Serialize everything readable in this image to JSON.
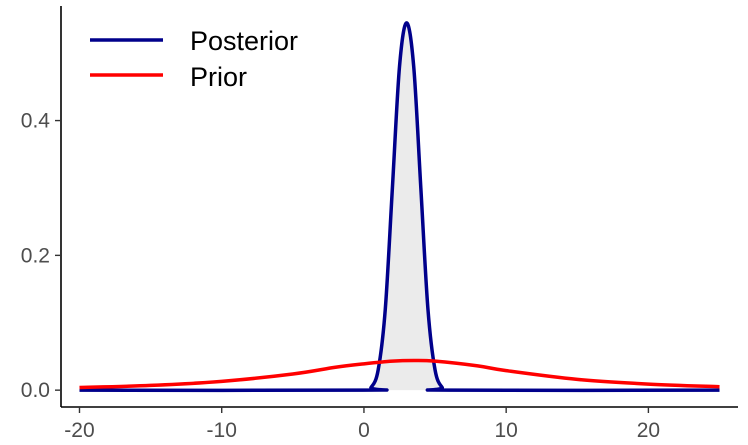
{
  "chart_data": {
    "type": "line",
    "title": "",
    "xlabel": "",
    "ylabel": "",
    "xlim": [
      -21.3,
      26.3
    ],
    "ylim": [
      -0.025,
      0.57
    ],
    "x_ticks": [
      -20,
      -10,
      0,
      10,
      20
    ],
    "y_ticks": [
      0.0,
      0.2,
      0.4
    ],
    "x_tick_labels": [
      "-20",
      "-10",
      "0",
      "10",
      "20"
    ],
    "y_tick_labels": [
      "0.0",
      "0.2",
      "0.4"
    ],
    "grid": false,
    "legend_position": "top-left",
    "series": [
      {
        "name": "Posterior",
        "color": "#00008B",
        "shaded": true,
        "fill_color": "#ebebeb",
        "x": [
          -20,
          0,
          0.5,
          1.0,
          1.5,
          2.0,
          2.5,
          3.0,
          3.5,
          4.0,
          4.5,
          5.0,
          5.5,
          6.0,
          25
        ],
        "values": [
          0,
          0,
          0.004,
          0.03,
          0.12,
          0.3,
          0.48,
          0.545,
          0.48,
          0.3,
          0.12,
          0.03,
          0.004,
          0,
          0
        ]
      },
      {
        "name": "Prior",
        "color": "#FF0000",
        "shaded": false,
        "x": [
          -20,
          -15,
          -10,
          -5,
          -2,
          0,
          2,
          3.5,
          5,
          8,
          10,
          15,
          20,
          25
        ],
        "values": [
          0.004,
          0.007,
          0.013,
          0.024,
          0.034,
          0.039,
          0.043,
          0.044,
          0.043,
          0.036,
          0.029,
          0.016,
          0.009,
          0.005
        ]
      }
    ]
  }
}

****************************************

> _What you should do_
Copy out each line exactly, without the pictures.

> _Answer below_
Serialize everything readable in this image to JSON.
{
  "chart_data": {
    "type": "line",
    "title": "",
    "xlabel": "",
    "ylabel": "",
    "xlim": [
      -21.3,
      26.3
    ],
    "ylim": [
      -0.025,
      0.57
    ],
    "x_ticks": [
      -20,
      -10,
      0,
      10,
      20
    ],
    "y_ticks": [
      0.0,
      0.2,
      0.4
    ],
    "x_tick_labels": [
      "-20",
      "-10",
      "0",
      "10",
      "20"
    ],
    "y_tick_labels": [
      "0.0",
      "0.2",
      "0.4"
    ],
    "grid": false,
    "legend_position": "top-left",
    "series": [
      {
        "name": "Posterior",
        "color": "#00008B",
        "shaded": true,
        "fill_color": "#ebebeb",
        "x": [
          -20,
          0,
          0.5,
          1.0,
          1.5,
          2.0,
          2.5,
          3.0,
          3.5,
          4.0,
          4.5,
          5.0,
          5.5,
          6.0,
          25
        ],
        "values": [
          0,
          0,
          0.004,
          0.03,
          0.12,
          0.3,
          0.48,
          0.545,
          0.48,
          0.3,
          0.12,
          0.03,
          0.004,
          0,
          0
        ]
      },
      {
        "name": "Prior",
        "color": "#FF0000",
        "shaded": false,
        "x": [
          -20,
          -15,
          -10,
          -5,
          -2,
          0,
          2,
          3.5,
          5,
          8,
          10,
          15,
          20,
          25
        ],
        "values": [
          0.004,
          0.007,
          0.013,
          0.024,
          0.034,
          0.039,
          0.043,
          0.044,
          0.043,
          0.036,
          0.029,
          0.016,
          0.009,
          0.005
        ]
      }
    ]
  }
}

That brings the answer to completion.